Rows from a figure dataset:
start
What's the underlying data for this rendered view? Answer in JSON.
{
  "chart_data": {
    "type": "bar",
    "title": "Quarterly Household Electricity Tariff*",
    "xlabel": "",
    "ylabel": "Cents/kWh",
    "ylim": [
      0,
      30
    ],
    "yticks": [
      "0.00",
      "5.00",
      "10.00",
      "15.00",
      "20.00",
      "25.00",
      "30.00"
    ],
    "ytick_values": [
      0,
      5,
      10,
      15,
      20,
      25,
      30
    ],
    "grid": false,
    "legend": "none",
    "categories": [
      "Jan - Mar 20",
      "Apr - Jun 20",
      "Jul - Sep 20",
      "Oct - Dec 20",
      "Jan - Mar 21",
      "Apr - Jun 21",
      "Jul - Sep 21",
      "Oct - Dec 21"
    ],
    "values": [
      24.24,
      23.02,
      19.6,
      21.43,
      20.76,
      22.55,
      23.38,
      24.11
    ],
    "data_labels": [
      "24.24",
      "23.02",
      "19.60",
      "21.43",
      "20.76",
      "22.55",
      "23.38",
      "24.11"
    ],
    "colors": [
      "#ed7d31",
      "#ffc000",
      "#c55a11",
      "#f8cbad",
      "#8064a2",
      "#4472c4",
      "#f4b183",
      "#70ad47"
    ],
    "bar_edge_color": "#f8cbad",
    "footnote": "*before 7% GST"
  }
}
end
Copy out the whole listing exactly; please set it all down.

Finished answer =
What's the underlying data for this rendered view? Answer in JSON.
{
  "chart_data": {
    "type": "bar",
    "title": "Quarterly Household Electricity Tariff*",
    "xlabel": "",
    "ylabel": "Cents/kWh",
    "ylim": [
      0,
      30
    ],
    "yticks": [
      "0.00",
      "5.00",
      "10.00",
      "15.00",
      "20.00",
      "25.00",
      "30.00"
    ],
    "ytick_values": [
      0,
      5,
      10,
      15,
      20,
      25,
      30
    ],
    "grid": false,
    "legend": "none",
    "categories": [
      "Jan - Mar 20",
      "Apr - Jun 20",
      "Jul - Sep 20",
      "Oct - Dec 20",
      "Jan - Mar 21",
      "Apr - Jun 21",
      "Jul - Sep 21",
      "Oct - Dec 21"
    ],
    "values": [
      24.24,
      23.02,
      19.6,
      21.43,
      20.76,
      22.55,
      23.38,
      24.11
    ],
    "data_labels": [
      "24.24",
      "23.02",
      "19.60",
      "21.43",
      "20.76",
      "22.55",
      "23.38",
      "24.11"
    ],
    "colors": [
      "#ed7d31",
      "#ffc000",
      "#c55a11",
      "#f8cbad",
      "#8064a2",
      "#4472c4",
      "#f4b183",
      "#70ad47"
    ],
    "bar_edge_color": "#f8cbad",
    "footnote": "*before 7% GST"
  }
}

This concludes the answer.